(Raw records)
---

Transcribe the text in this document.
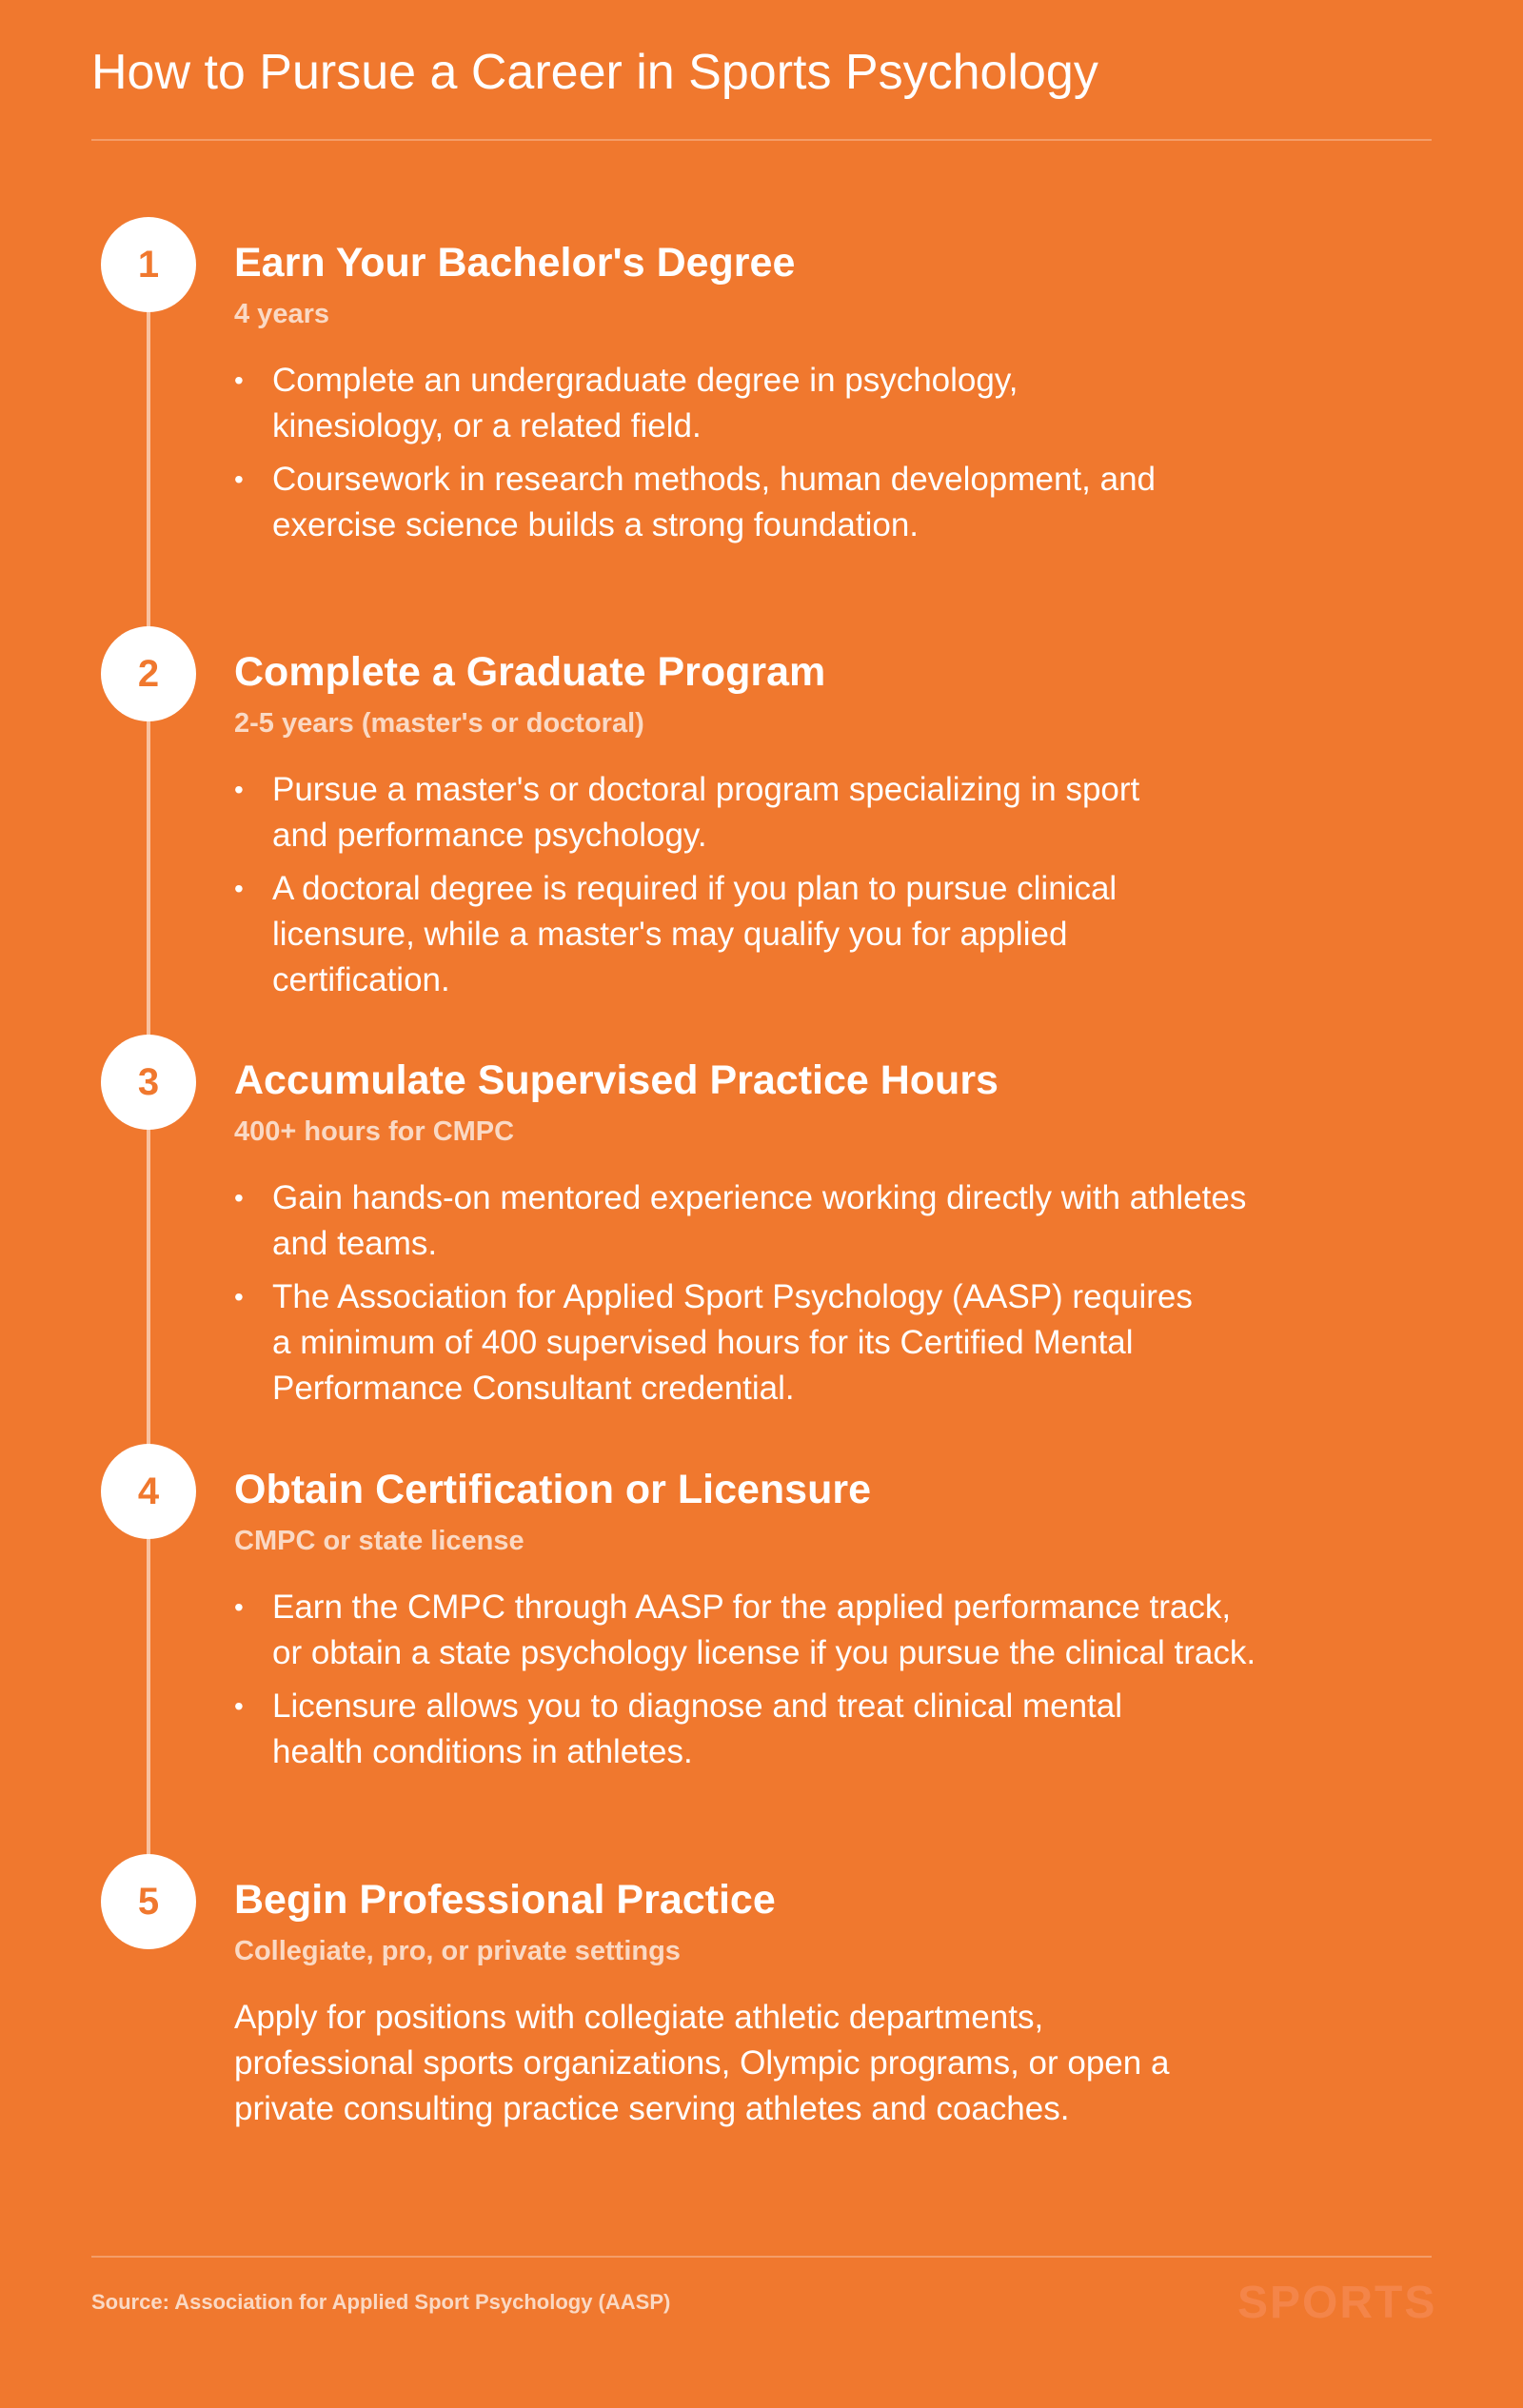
How to Pursue a Career in Sports Psychology
1	Earn Your Bachelor's Degree
4 years
• Complete an undergraduate degree in psychology, kinesiology, or a related field.
• Coursework in research methods, human development, and exercise science builds a strong foundation.
2	Complete a Graduate Program
2-5 years (master's or doctoral)
• Pursue a master's or doctoral program specializing in sport and performance psychology.
• A doctoral degree is required if you plan to pursue clinical licensure, while a master's may qualify you for applied certification.
3	Accumulate Supervised Practice Hours
400+ hours for CMPC
• Gain hands-on mentored experience working directly with athletes and teams.
• The Association for Applied Sport Psychology (AASP) requires a minimum of 400 supervised hours for its Certified Mental Performance Consultant credential.
4	Obtain Certification or Licensure
CMPC or state license
• Earn the CMPC through AASP for the applied performance track, or obtain a state psychology license if you pursue the clinical track.
• Licensure allows you to diagnose and treat clinical mental health conditions in athletes.
5	Begin Professional Practice
Collegiate, pro, or private settings
Apply for positions with collegiate athletic departments, professional sports organizations, Olympic programs, or open a private consulting practice serving athletes and coaches.
Source: Association for Applied Sport Psychology (AASP)	SPORTS
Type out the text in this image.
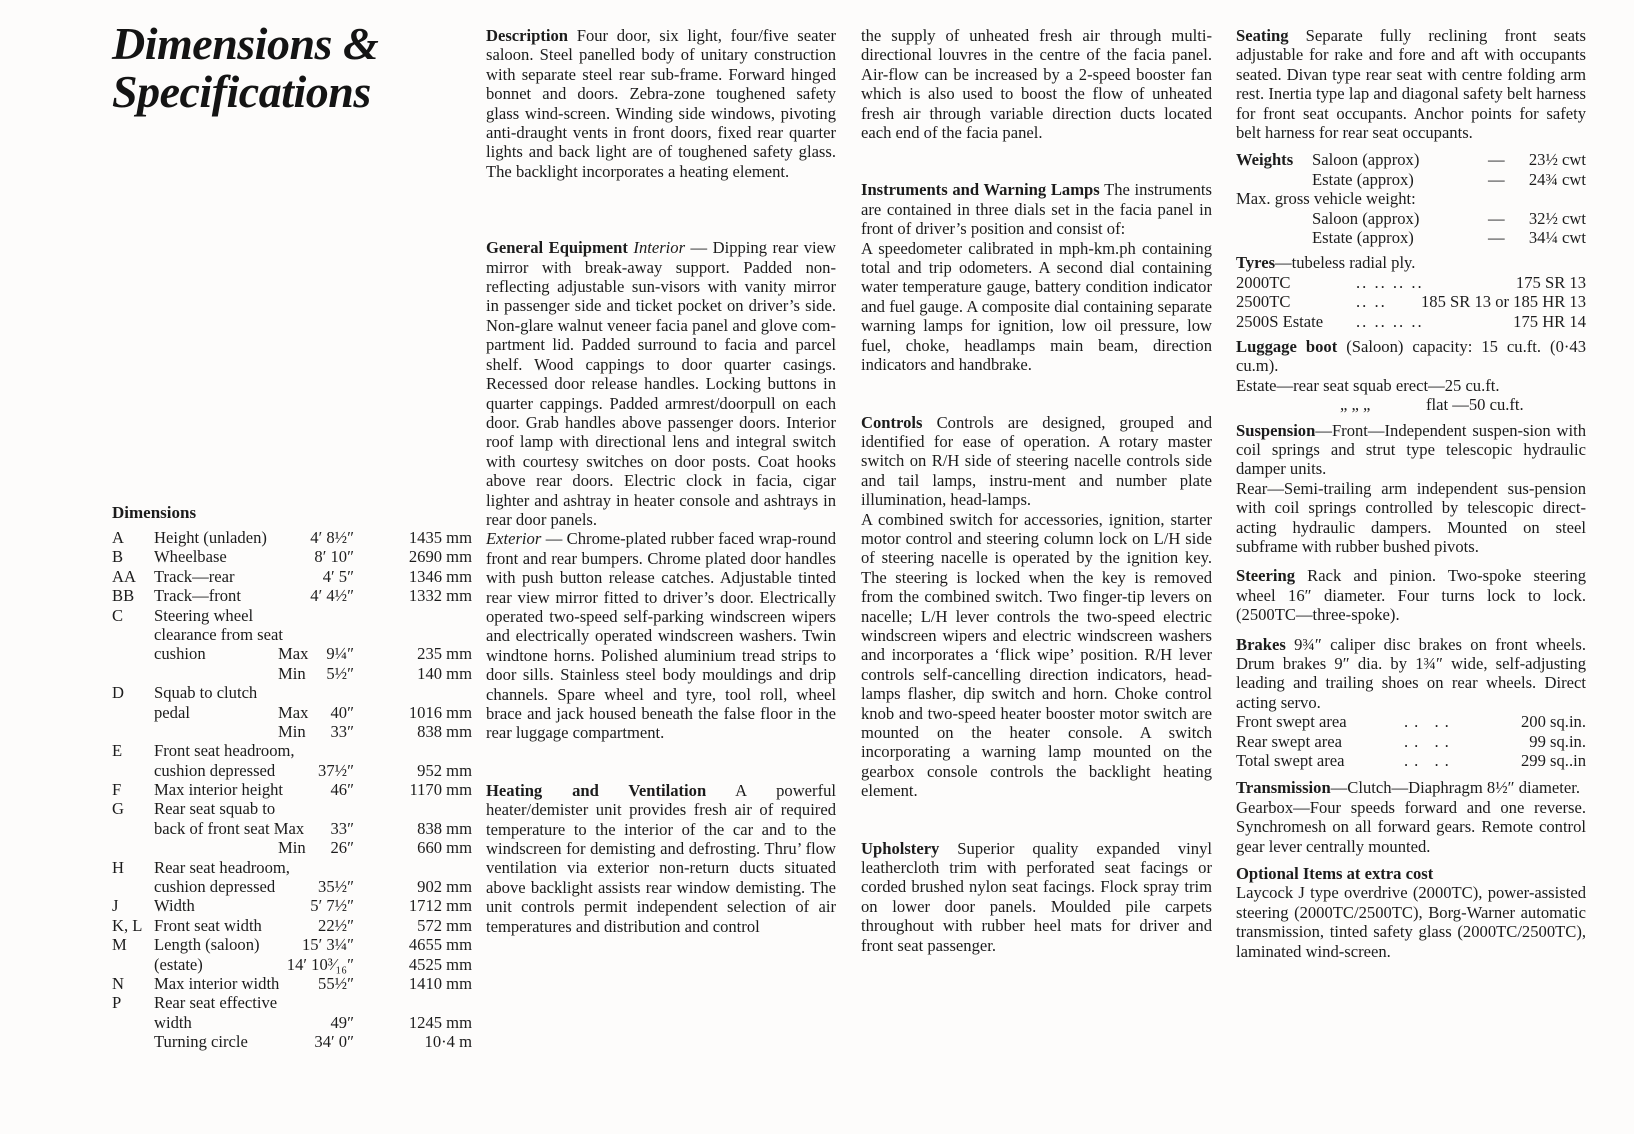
Dimensions &
Specifications
Dimensions
A Height (unladen)	4′ 8½″	1435 mm
B Wheelbase	8′ 10″	2690 mm
AA Track—rear	4′ 5″	1346 mm
BB Track—front	4′ 4½″	1332 mm
C Steering wheel
clearance from seat
cushion	Max 9¼″	235 mm
Min 5½″	140 mm
D Squab to clutch
pedal	Max 40″	1016 mm
Min 33″	838 mm
E Front seat headroom,
cushion depressed	37½″	952 mm
F Max interior height	46″	1170 mm
G Rear seat squab to
back of front seat Max 33″	838 mm
Min 26″	660 mm
H Rear seat headroom,
cushion depressed	35½″	902 mm
J Width	5′ 7½″	1712 mm
K, L Front seat width	22½″	572 mm
M Length (saloon)	15′ 3¼″	4655 mm
(estate)	14′ 10³⁄₁₆″	4525 mm
N Max interior width 55½″	1410 mm
P Rear seat effective
width	49″	1245 mm
Turning circle	34′ 0″	10·4 m

Description Four door, six light, four/five seater saloon. Steel panelled body of unitary construction with separate steel rear sub-frame. Forward hinged bonnet and doors. Zebra-zone toughened safety glass wind-screen. Winding side windows, pivoting anti-draught vents in front doors, fixed rear quarter lights and back light are of toughened safety glass. The backlight incorporates a heating element.

General Equipment Interior — Dipping rear view mirror with break-away support. Padded non-reflecting adjustable sun-visors with vanity mirror in passenger side and ticket pocket on driver’s side. Non-glare walnut veneer facia panel and glove com-partment lid. Padded surround to facia and parcel shelf. Wood cappings to door quarter casings. Recessed door release handles. Locking buttons in quarter cappings. Padded armrest/doorpull on each door. Grab handles above passenger doors. Interior roof lamp with directional lens and integral switch with courtesy switches on door posts. Coat hooks above rear doors. Electric clock in facia, cigar lighter and ashtray in heater console and ashtrays in rear door panels.
Exterior — Chrome-plated rubber faced wrap-round front and rear bumpers. Chrome plated door handles with push button release catches. Adjustable tinted rear view mirror fitted to driver’s door. Electrically operated two-speed self-parking windscreen wipers and electrically operated windscreen washers. Twin windtone horns. Polished aluminium tread strips to door sills. Stainless steel body mouldings and drip channels. Spare wheel and tyre, tool roll, wheel brace and jack housed beneath the false floor in the rear luggage compartment.

Heating and Ventilation A powerful heater/demister unit provides fresh air of required temperature to the interior of the car and to the windscreen for demisting and defrosting. Thru’ flow ventilation via exterior non-return ducts situated above backlight assists rear window demisting. The unit controls permit independent selection of air temperatures and distribution and control

the supply of unheated fresh air through multi-directional louvres in the centre of the facia panel. Air-flow can be increased by a 2-speed booster fan which is also used to boost the flow of unheated fresh air through variable direction ducts located each end of the facia panel.

Instruments and Warning Lamps The instruments are contained in three dials set in the facia panel in front of driver’s position and consist of:
A speedometer calibrated in mph-km.ph containing total and trip odometers. A second dial containing water temperature gauge, battery condition indicator and fuel gauge. A composite dial containing separate warning lamps for ignition, low oil pressure, low fuel, choke, headlamps main beam, direction indicators and handbrake.

Controls Controls are designed, grouped and identified for ease of operation. A rotary master switch on R/H side of steering nacelle controls side and tail lamps, instru-ment and number plate illumination, head-lamps.
A combined switch for accessories, ignition, starter motor control and steering column lock on L/H side of steering nacelle is operated by the ignition key. The steering is locked when the key is removed from the combined switch. Two finger-tip levers on nacelle; L/H lever controls the two-speed electric windscreen wipers and electric windscreen washers and incorporates a ‘flick wipe’ position. R/H lever controls self-cancelling direction indicators, head-lamps flasher, dip switch and horn. Choke control knob and two-speed heater booster motor switch are mounted on the heater console. A switch incorporating a warning lamp mounted on the gearbox console controls the backlight heating element.

Upholstery Superior quality expanded vinyl leathercloth trim with perforated seat facings or corded brushed nylon seat facings. Flock spray trim on lower door panels. Moulded pile carpets throughout with rubber heel mats for driver and front seat passenger.

Seating Separate fully reclining front seats adjustable for rake and fore and aft with occupants seated. Divan type rear seat with centre folding arm rest. Inertia type lap and diagonal safety belt harness for front seat occupants. Anchor points for safety belt harness for rear seat occupants.

Weights Saloon (approx)	— 23½ cwt
Estate (approx)	— 24¾ cwt
Max. gross vehicle weight:
Saloon (approx)	— 32½ cwt
Estate (approx)	— 34¼ cwt
Tyres—tubeless radial ply.
2000TC	.. .. .. ..	175 SR 13
2500TC	.. .. 185 SR 13 or 185 HR 13
2500S Estate .. .. .. ..	175 HR 14

Luggage boot (Saloon) capacity: 15 cu.ft. (0·43 cu.m).

Estate—rear seat squab erect—25 cu.ft.
„ „ „	flat —50 cu.ft.

Suspension—Front—Independent suspen-sion with coil springs and strut type telescopic hydraulic damper units.
Rear—Semi-trailing arm independent sus-pension with coil springs controlled by telescopic direct-acting hydraulic dampers. Mounted on steel subframe with rubber bushed pivots.

Steering Rack and pinion. Two-spoke steering wheel 16″ diameter. Four turns lock to lock. (2500TC—three-spoke).

Brakes 9¾″ caliper disc brakes on front wheels. Drum brakes 9″ dia. by 1¾″ wide, self-adjusting leading and trailing shoes on rear wheels. Direct acting servo.

Front swept area	.. ..	200 sq.in.
Rear swept area	.. ..	99 sq.in.
Total swept area	.. ..	299 sq..in

Transmission—Clutch—Diaphragm 8½″ diameter.
Gearbox—Four speeds forward and one reverse. Synchromesh on all forward gears. Remote control gear lever centrally mounted.

Optional Items at extra cost
Laycock J type overdrive (2000TC), power-assisted steering (2000TC/2500TC), Borg-Warner automatic transmission, tinted safety glass (2000TC/2500TC), laminated wind-screen.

---

## Requirement
Images in the records should not be copied. Repeat all the rest exactly.

## Correct output
Transcribe the text in this document.
How to Pursue a Career in Sports Psychology
1	Earn Your Bachelor's Degree
4 years
• Complete an undergraduate degree in psychology, kinesiology, or a related field.
• Coursework in research methods, human development, and exercise science builds a strong foundation.
2	Complete a Graduate Program
2-5 years (master's or doctoral)
• Pursue a master's or doctoral program specializing in sport and performance psychology.
• A doctoral degree is required if you plan to pursue clinical licensure, while a master's may qualify you for applied certification.
3	Accumulate Supervised Practice Hours
400+ hours for CMPC
• Gain hands-on mentored experience working directly with athletes and teams.
• The Association for Applied Sport Psychology (AASP) requires a minimum of 400 supervised hours for its Certified Mental Performance Consultant credential.
4	Obtain Certification or Licensure
CMPC or state license
• Earn the CMPC through AASP for the applied performance track, or obtain a state psychology license if you pursue the clinical track.
• Licensure allows you to diagnose and treat clinical mental health conditions in athletes.
5	Begin Professional Practice
Collegiate, pro, or private settings
Apply for positions with collegiate athletic departments, professional sports organizations, Olympic programs, or open a private consulting practice serving athletes and coaches.
Source: Association for Applied Sport Psychology (AASP)	SPORTS
Type out the text in this image.
Dimensions &
Specifications
Dimensions
A Height (unladen)	4′ 8½″	1435 mm
B Wheelbase	8′ 10″	2690 mm
AA Track—rear	4′ 5″	1346 mm
BB Track—front	4′ 4½″	1332 mm
C Steering wheel
clearance from seat
cushion	Max 9¼″	235 mm
Min 5½″	140 mm
D Squab to clutch
pedal	Max 40″	1016 mm
Min 33″	838 mm
E Front seat headroom,
cushion depressed	37½″	952 mm
F Max interior height	46″	1170 mm
G Rear seat squab to
back of front seat Max 33″	838 mm
Min 26″	660 mm
H Rear seat headroom,
cushion depressed	35½″	902 mm
J Width	5′ 7½″	1712 mm
K, L Front seat width	22½″	572 mm
M Length (saloon)	15′ 3¼″	4655 mm
(estate)	14′ 10³⁄₁₆″	4525 mm
N Max interior width 55½″	1410 mm
P Rear seat effective
width	49″	1245 mm
Turning circle	34′ 0″	10·4 m

Description Four door, six light, four/five seater saloon. Steel panelled body of unitary construction with separate steel rear sub-frame. Forward hinged bonnet and doors. Zebra-zone toughened safety glass wind-screen. Winding side windows, pivoting anti-draught vents in front doors, fixed rear quarter lights and back light are of toughened safety glass. The backlight incorporates a heating element.

General Equipment Interior — Dipping rear view mirror with break-away support. Padded non-reflecting adjustable sun-visors with vanity mirror in passenger side and ticket pocket on driver’s side. Non-glare walnut veneer facia panel and glove com-partment lid. Padded surround to facia and parcel shelf. Wood cappings to door quarter casings. Recessed door release handles. Locking buttons in quarter cappings. Padded armrest/doorpull on each door. Grab handles above passenger doors. Interior roof lamp with directional lens and integral switch with courtesy switches on door posts. Coat hooks above rear doors. Electric clock in facia, cigar lighter and ashtray in heater console and ashtrays in rear door panels.
Exterior — Chrome-plated rubber faced wrap-round front and rear bumpers. Chrome plated door handles with push button release catches. Adjustable tinted rear view mirror fitted to driver’s door. Electrically operated two-speed self-parking windscreen wipers and electrically operated windscreen washers. Twin windtone horns. Polished aluminium tread strips to door sills. Stainless steel body mouldings and drip channels. Spare wheel and tyre, tool roll, wheel brace and jack housed beneath the false floor in the rear luggage compartment.

Heating and Ventilation A powerful heater/demister unit provides fresh air of required temperature to the interior of the car and to the windscreen for demisting and defrosting. Thru’ flow ventilation via exterior non-return ducts situated above backlight assists rear window demisting. The unit controls permit independent selection of air temperatures and distribution and control

the supply of unheated fresh air through multi-directional louvres in the centre of the facia panel. Air-flow can be increased by a 2-speed booster fan which is also used to boost the flow of unheated fresh air through variable direction ducts located each end of the facia panel.

Instruments and Warning Lamps The instruments are contained in three dials set in the facia panel in front of driver’s position and consist of:
A speedometer calibrated in mph-km.ph containing total and trip odometers. A second dial containing water temperature gauge, battery condition indicator and fuel gauge. A composite dial containing separate warning lamps for ignition, low oil pressure, low fuel, choke, headlamps main beam, direction indicators and handbrake.

Controls Controls are designed, grouped and identified for ease of operation. A rotary master switch on R/H side of steering nacelle controls side and tail lamps, instru-ment and number plate illumination, head-lamps.
A combined switch for accessories, ignition, starter motor control and steering column lock on L/H side of steering nacelle is operated by the ignition key. The steering is locked when the key is removed from the combined switch. Two finger-tip levers on nacelle; L/H lever controls the two-speed electric windscreen wipers and electric windscreen washers and incorporates a ‘flick wipe’ position. R/H lever controls self-cancelling direction indicators, head-lamps flasher, dip switch and horn. Choke control knob and two-speed heater booster motor switch are mounted on the heater console. A switch incorporating a warning lamp mounted on the gearbox console controls the backlight heating element.

Upholstery Superior quality expanded vinyl leathercloth trim with perforated seat facings or corded brushed nylon seat facings. Flock spray trim on lower door panels. Moulded pile carpets throughout with rubber heel mats for driver and front seat passenger.

Seating Separate fully reclining front seats adjustable for rake and fore and aft with occupants seated. Divan type rear seat with centre folding arm rest. Inertia type lap and diagonal safety belt harness for front seat occupants. Anchor points for safety belt harness for rear seat occupants.

Weights Saloon (approx)	— 23½ cwt
Estate (approx)	— 24¾ cwt
Max. gross vehicle weight:
Saloon (approx)	— 32½ cwt
Estate (approx)	— 34¼ cwt
Tyres—tubeless radial ply.
2000TC	.. .. .. ..	175 SR 13
2500TC	.. .. 185 SR 13 or 185 HR 13
2500S Estate .. .. .. ..	175 HR 14

Luggage boot (Saloon) capacity: 15 cu.ft. (0·43 cu.m).

Estate—rear seat squab erect—25 cu.ft.
„ „ „	flat —50 cu.ft.

Suspension—Front—Independent suspen-sion with coil springs and strut type telescopic hydraulic damper units.
Rear—Semi-trailing arm independent sus-pension with coil springs controlled by telescopic direct-acting hydraulic dampers. Mounted on steel subframe with rubber bushed pivots.

Steering Rack and pinion. Two-spoke steering wheel 16″ diameter. Four turns lock to lock. (2500TC—three-spoke).

Brakes 9¾″ caliper disc brakes on front wheels. Drum brakes 9″ dia. by 1¾″ wide, self-adjusting leading and trailing shoes on rear wheels. Direct acting servo.

Front swept area	.. ..	200 sq.in.
Rear swept area	.. ..	99 sq.in.
Total swept area	.. ..	299 sq..in

Transmission—Clutch—Diaphragm 8½″ diameter.
Gearbox—Four speeds forward and one reverse. Synchromesh on all forward gears. Remote control gear lever centrally mounted.

Optional Items at extra cost
Laycock J type overdrive (2000TC), power-assisted steering (2000TC/2500TC), Borg-Warner automatic transmission, tinted safety glass (2000TC/2500TC), laminated wind-screen.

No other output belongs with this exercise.